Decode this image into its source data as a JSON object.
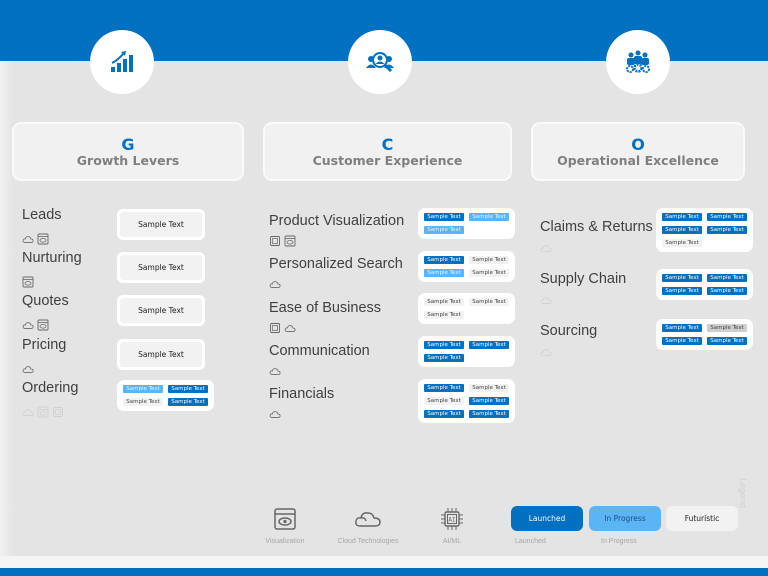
{
  "pillars": [
    {
      "icon": "growth-chart-icon",
      "letter": "G",
      "title": "Growth Levers",
      "items": [
        {
          "label": "Leads",
          "icons": [
            "cloud-icon",
            "visualization-icon"
          ],
          "cell": {
            "type": "single",
            "text": "Sample Text",
            "status": "futuristic"
          }
        },
        {
          "label": "Nurturing",
          "icons": [
            "visualization-icon"
          ],
          "cell": {
            "type": "single",
            "text": "Sample Text",
            "status": "futuristic"
          }
        },
        {
          "label": "Quotes",
          "icons": [
            "cloud-icon",
            "visualization-icon"
          ],
          "cell": {
            "type": "single",
            "text": "Sample Text",
            "status": "futuristic"
          }
        },
        {
          "label": "Pricing",
          "icons": [
            "cloud-icon"
          ],
          "cell": {
            "type": "single",
            "text": "Sample Text",
            "status": "futuristic"
          }
        },
        {
          "label": "Ordering",
          "icons": [
            "cloud-icon",
            "visualization-icon",
            "ai-ml-icon"
          ],
          "icons_faded": true,
          "cell": {
            "type": "tags",
            "tags": [
              {
                "text": "Sample Text",
                "status": "in-progress"
              },
              {
                "text": "Sample Text",
                "status": "launched"
              },
              {
                "text": "Sample Text",
                "status": "futuristic"
              },
              {
                "text": "Sample Text",
                "status": "launched"
              }
            ]
          }
        }
      ]
    },
    {
      "icon": "customer-search-icon",
      "letter": "C",
      "title": "Customer Experience",
      "items": [
        {
          "label": "Product Visualization",
          "icons": [
            "ai-ml-icon",
            "visualization-icon"
          ],
          "cell": {
            "type": "tags",
            "tags": [
              {
                "text": "Sample Text",
                "status": "launched"
              },
              {
                "text": "Sample Text",
                "status": "in-progress"
              },
              {
                "text": "Sample Text",
                "status": "in-progress"
              }
            ]
          }
        },
        {
          "label": "Personalized Search",
          "icons": [
            "cloud-icon"
          ],
          "cell": {
            "type": "tags",
            "tags": [
              {
                "text": "Sample Text",
                "status": "launched"
              },
              {
                "text": "Sample Text",
                "status": "futuristic"
              },
              {
                "text": "Sample Text",
                "status": "in-progress"
              },
              {
                "text": "Sample Text",
                "status": "futuristic"
              }
            ]
          }
        },
        {
          "label": "Ease of Business",
          "icons": [
            "ai-ml-icon",
            "cloud-icon"
          ],
          "cell": {
            "type": "tags",
            "tags": [
              {
                "text": "Sample Text",
                "status": "futuristic"
              },
              {
                "text": "Sample Text",
                "status": "futuristic"
              },
              {
                "text": "Sample Text",
                "status": "futuristic"
              }
            ]
          }
        },
        {
          "label": "Communication",
          "icons": [
            "cloud-icon"
          ],
          "cell": {
            "type": "tags",
            "tags": [
              {
                "text": "Sample Text",
                "status": "launched"
              },
              {
                "text": "Sample Text",
                "status": "launched"
              },
              {
                "text": "Sample Text",
                "status": "launched"
              }
            ]
          }
        },
        {
          "label": "Financials",
          "icons": [
            "cloud-icon"
          ],
          "cell": {
            "type": "tags",
            "tags": [
              {
                "text": "Sample Text",
                "status": "launched"
              },
              {
                "text": "Sample Text",
                "status": "futuristic"
              },
              {
                "text": "Sample Text",
                "status": "futuristic"
              },
              {
                "text": "Sample Text",
                "status": "launched"
              },
              {
                "text": "Sample Text",
                "status": "launched"
              },
              {
                "text": "Sample Text",
                "status": "launched"
              }
            ]
          }
        }
      ]
    },
    {
      "icon": "team-gears-icon",
      "letter": "O",
      "title": "Operational Excellence",
      "items": [
        {
          "label": "Claims & Returns",
          "icons": [
            "cloud-icon"
          ],
          "icons_faded": true,
          "cell": {
            "type": "tags",
            "tags": [
              {
                "text": "Sample Text",
                "status": "launched"
              },
              {
                "text": "Sample Text",
                "status": "launched"
              },
              {
                "text": "Sample Text",
                "status": "launched"
              },
              {
                "text": "Sample Text",
                "status": "launched"
              },
              {
                "text": "Sample Text",
                "status": "futuristic"
              }
            ]
          }
        },
        {
          "label": "Supply Chain",
          "icons": [
            "cloud-icon"
          ],
          "icons_faded": true,
          "cell": {
            "type": "tags",
            "tags": [
              {
                "text": "Sample Text",
                "status": "launched"
              },
              {
                "text": "Sample Text",
                "status": "launched"
              },
              {
                "text": "Sample Text",
                "status": "launched"
              },
              {
                "text": "Sample Text",
                "status": "launched"
              }
            ]
          }
        },
        {
          "label": "Sourcing",
          "icons": [
            "cloud-icon"
          ],
          "icons_faded": true,
          "cell": {
            "type": "tags",
            "tags": [
              {
                "text": "Sample Text",
                "status": "launched"
              },
              {
                "text": "Sample Text",
                "status": "gray"
              },
              {
                "text": "Sample Text",
                "status": "launched"
              },
              {
                "text": "Sample Text",
                "status": "launched"
              }
            ]
          }
        }
      ]
    }
  ],
  "legend": {
    "title": "Legend",
    "icons": [
      {
        "icon": "visualization-icon",
        "label": "Visualization"
      },
      {
        "icon": "cloud-icon",
        "label": "Cloud Technologies"
      },
      {
        "icon": "ai-ml-icon",
        "label": "AI/ML"
      }
    ],
    "statuses": [
      {
        "label": "Launched",
        "caption": "Launched",
        "status": "launched"
      },
      {
        "label": "In Progress",
        "caption": "In Progress",
        "status": "in-progress"
      },
      {
        "label": "Futuristic",
        "caption": "",
        "status": "futuristic"
      }
    ]
  },
  "colors": {
    "brand": "#0070c0",
    "launched": "#0070c0",
    "in_progress": "#5bb4f3",
    "futuristic": "#f2f2f2",
    "background": "#e4e4e4"
  }
}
··········
» STATED TASK
The records shown above are to be repeated exactly, with the pictures left out.

» TASK ANSWER
Decode this image into its source data as a JSON object.
{
  "pillars": [
    {
      "icon": "growth-chart-icon",
      "letter": "G",
      "title": "Growth Levers",
      "items": [
        {
          "label": "Leads",
          "icons": [
            "cloud-icon",
            "visualization-icon"
          ],
          "cell": {
            "type": "single",
            "text": "Sample Text",
            "status": "futuristic"
          }
        },
        {
          "label": "Nurturing",
          "icons": [
            "visualization-icon"
          ],
          "cell": {
            "type": "single",
            "text": "Sample Text",
            "status": "futuristic"
          }
        },
        {
          "label": "Quotes",
          "icons": [
            "cloud-icon",
            "visualization-icon"
          ],
          "cell": {
            "type": "single",
            "text": "Sample Text",
            "status": "futuristic"
          }
        },
        {
          "label": "Pricing",
          "icons": [
            "cloud-icon"
          ],
          "cell": {
            "type": "single",
            "text": "Sample Text",
            "status": "futuristic"
          }
        },
        {
          "label": "Ordering",
          "icons": [
            "cloud-icon",
            "visualization-icon",
            "ai-ml-icon"
          ],
          "icons_faded": true,
          "cell": {
            "type": "tags",
            "tags": [
              {
                "text": "Sample Text",
                "status": "in-progress"
              },
              {
                "text": "Sample Text",
                "status": "launched"
              },
              {
                "text": "Sample Text",
                "status": "futuristic"
              },
              {
                "text": "Sample Text",
                "status": "launched"
              }
            ]
          }
        }
      ]
    },
    {
      "icon": "customer-search-icon",
      "letter": "C",
      "title": "Customer Experience",
      "items": [
        {
          "label": "Product Visualization",
          "icons": [
            "ai-ml-icon",
            "visualization-icon"
          ],
          "cell": {
            "type": "tags",
            "tags": [
              {
                "text": "Sample Text",
                "status": "launched"
              },
              {
                "text": "Sample Text",
                "status": "in-progress"
              },
              {
                "text": "Sample Text",
                "status": "in-progress"
              }
            ]
          }
        },
        {
          "label": "Personalized Search",
          "icons": [
            "cloud-icon"
          ],
          "cell": {
            "type": "tags",
            "tags": [
              {
                "text": "Sample Text",
                "status": "launched"
              },
              {
                "text": "Sample Text",
                "status": "futuristic"
              },
              {
                "text": "Sample Text",
                "status": "in-progress"
              },
              {
                "text": "Sample Text",
                "status": "futuristic"
              }
            ]
          }
        },
        {
          "label": "Ease of Business",
          "icons": [
            "ai-ml-icon",
            "cloud-icon"
          ],
          "cell": {
            "type": "tags",
            "tags": [
              {
                "text": "Sample Text",
                "status": "futuristic"
              },
              {
                "text": "Sample Text",
                "status": "futuristic"
              },
              {
                "text": "Sample Text",
                "status": "futuristic"
              }
            ]
          }
        },
        {
          "label": "Communication",
          "icons": [
            "cloud-icon"
          ],
          "cell": {
            "type": "tags",
            "tags": [
              {
                "text": "Sample Text",
                "status": "launched"
              },
              {
                "text": "Sample Text",
                "status": "launched"
              },
              {
                "text": "Sample Text",
                "status": "launched"
              }
            ]
          }
        },
        {
          "label": "Financials",
          "icons": [
            "cloud-icon"
          ],
          "cell": {
            "type": "tags",
            "tags": [
              {
                "text": "Sample Text",
                "status": "launched"
              },
              {
                "text": "Sample Text",
                "status": "futuristic"
              },
              {
                "text": "Sample Text",
                "status": "futuristic"
              },
              {
                "text": "Sample Text",
                "status": "launched"
              },
              {
                "text": "Sample Text",
                "status": "launched"
              },
              {
                "text": "Sample Text",
                "status": "launched"
              }
            ]
          }
        }
      ]
    },
    {
      "icon": "team-gears-icon",
      "letter": "O",
      "title": "Operational Excellence",
      "items": [
        {
          "label": "Claims & Returns",
          "icons": [
            "cloud-icon"
          ],
          "icons_faded": true,
          "cell": {
            "type": "tags",
            "tags": [
              {
                "text": "Sample Text",
                "status": "launched"
              },
              {
                "text": "Sample Text",
                "status": "launched"
              },
              {
                "text": "Sample Text",
                "status": "launched"
              },
              {
                "text": "Sample Text",
                "status": "launched"
              },
              {
                "text": "Sample Text",
                "status": "futuristic"
              }
            ]
          }
        },
        {
          "label": "Supply Chain",
          "icons": [
            "cloud-icon"
          ],
          "icons_faded": true,
          "cell": {
            "type": "tags",
            "tags": [
              {
                "text": "Sample Text",
                "status": "launched"
              },
              {
                "text": "Sample Text",
                "status": "launched"
              },
              {
                "text": "Sample Text",
                "status": "launched"
              },
              {
                "text": "Sample Text",
                "status": "launched"
              }
            ]
          }
        },
        {
          "label": "Sourcing",
          "icons": [
            "cloud-icon"
          ],
          "icons_faded": true,
          "cell": {
            "type": "tags",
            "tags": [
              {
                "text": "Sample Text",
                "status": "launched"
              },
              {
                "text": "Sample Text",
                "status": "gray"
              },
              {
                "text": "Sample Text",
                "status": "launched"
              },
              {
                "text": "Sample Text",
                "status": "launched"
              }
            ]
          }
        }
      ]
    }
  ],
  "legend": {
    "title": "Legend",
    "icons": [
      {
        "icon": "visualization-icon",
        "label": "Visualization"
      },
      {
        "icon": "cloud-icon",
        "label": "Cloud Technologies"
      },
      {
        "icon": "ai-ml-icon",
        "label": "AI/ML"
      }
    ],
    "statuses": [
      {
        "label": "Launched",
        "caption": "Launched",
        "status": "launched"
      },
      {
        "label": "In Progress",
        "caption": "In Progress",
        "status": "in-progress"
      },
      {
        "label": "Futuristic",
        "caption": "",
        "status": "futuristic"
      }
    ]
  },
  "colors": {
    "brand": "#0070c0",
    "launched": "#0070c0",
    "in_progress": "#5bb4f3",
    "futuristic": "#f2f2f2",
    "background": "#e4e4e4"
  }
}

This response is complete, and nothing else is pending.